[Records from a data source]
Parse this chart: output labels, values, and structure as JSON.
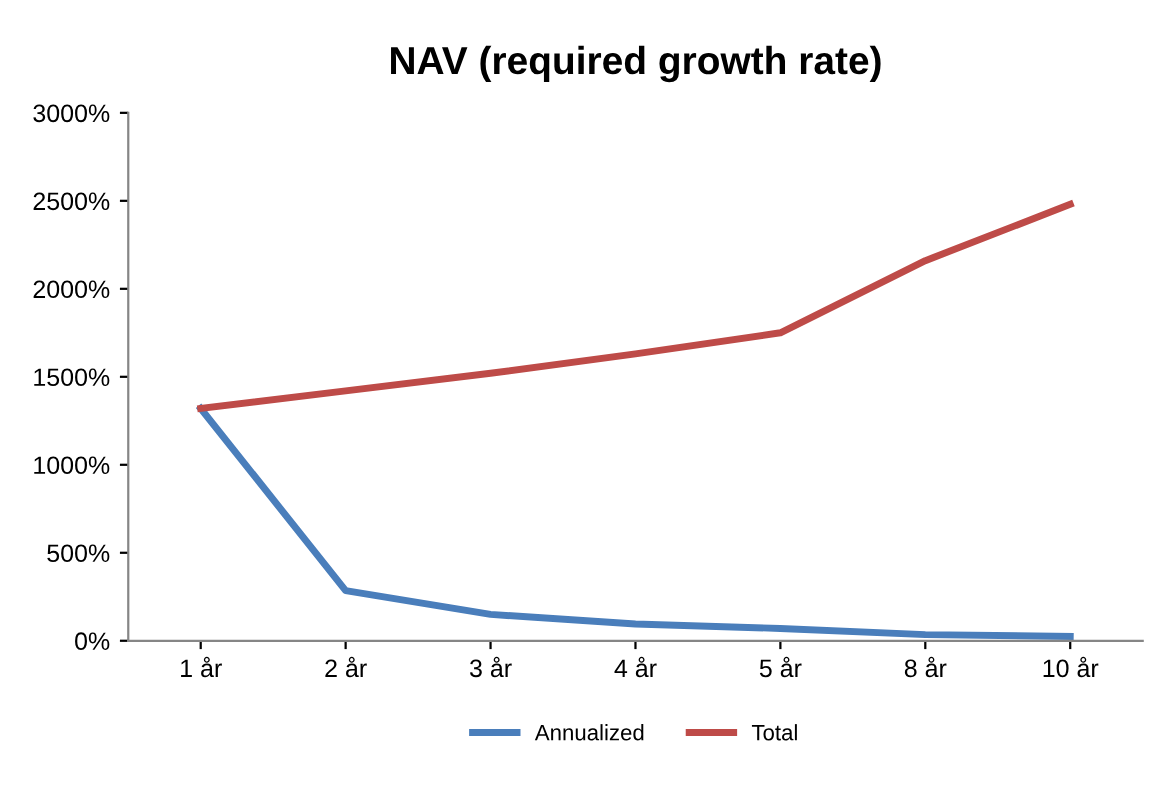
{
  "chart_data": {
    "type": "line",
    "title": "NAV (required growth rate)",
    "categories": [
      "1 år",
      "2 år",
      "3 år",
      "4 år",
      "5 år",
      "8 år",
      "10 år"
    ],
    "series": [
      {
        "name": "Annualized",
        "color": "#4a7ebb",
        "values": [
          1320,
          285,
          150,
          95,
          70,
          35,
          25
        ]
      },
      {
        "name": "Total",
        "color": "#be4b48",
        "values": [
          1320,
          1420,
          1520,
          1630,
          1750,
          2160,
          2480
        ]
      }
    ],
    "ylim": [
      0,
      3000
    ],
    "yticks": [
      {
        "value": 0,
        "label": "0%"
      },
      {
        "value": 500,
        "label": "500%"
      },
      {
        "value": 1000,
        "label": "1000%"
      },
      {
        "value": 1500,
        "label": "1500%"
      },
      {
        "value": 2000,
        "label": "2000%"
      },
      {
        "value": 2500,
        "label": "2500%"
      },
      {
        "value": 3000,
        "label": "3000%"
      }
    ],
    "grid": false,
    "legend": "bottom",
    "marker": "none",
    "line_style": "solid"
  }
}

(WHAT TO PRODUCE): Omitting all images, print the listing exactly.

(REPLY):
Parse this chart: output labels, values, and structure as JSON.
{
  "chart_data": {
    "type": "line",
    "title": "NAV (required growth rate)",
    "categories": [
      "1 år",
      "2 år",
      "3 år",
      "4 år",
      "5 år",
      "8 år",
      "10 år"
    ],
    "series": [
      {
        "name": "Annualized",
        "color": "#4a7ebb",
        "values": [
          1320,
          285,
          150,
          95,
          70,
          35,
          25
        ]
      },
      {
        "name": "Total",
        "color": "#be4b48",
        "values": [
          1320,
          1420,
          1520,
          1630,
          1750,
          2160,
          2480
        ]
      }
    ],
    "ylim": [
      0,
      3000
    ],
    "yticks": [
      {
        "value": 0,
        "label": "0%"
      },
      {
        "value": 500,
        "label": "500%"
      },
      {
        "value": 1000,
        "label": "1000%"
      },
      {
        "value": 1500,
        "label": "1500%"
      },
      {
        "value": 2000,
        "label": "2000%"
      },
      {
        "value": 2500,
        "label": "2500%"
      },
      {
        "value": 3000,
        "label": "3000%"
      }
    ],
    "grid": false,
    "legend": "bottom",
    "marker": "none",
    "line_style": "solid"
  }
}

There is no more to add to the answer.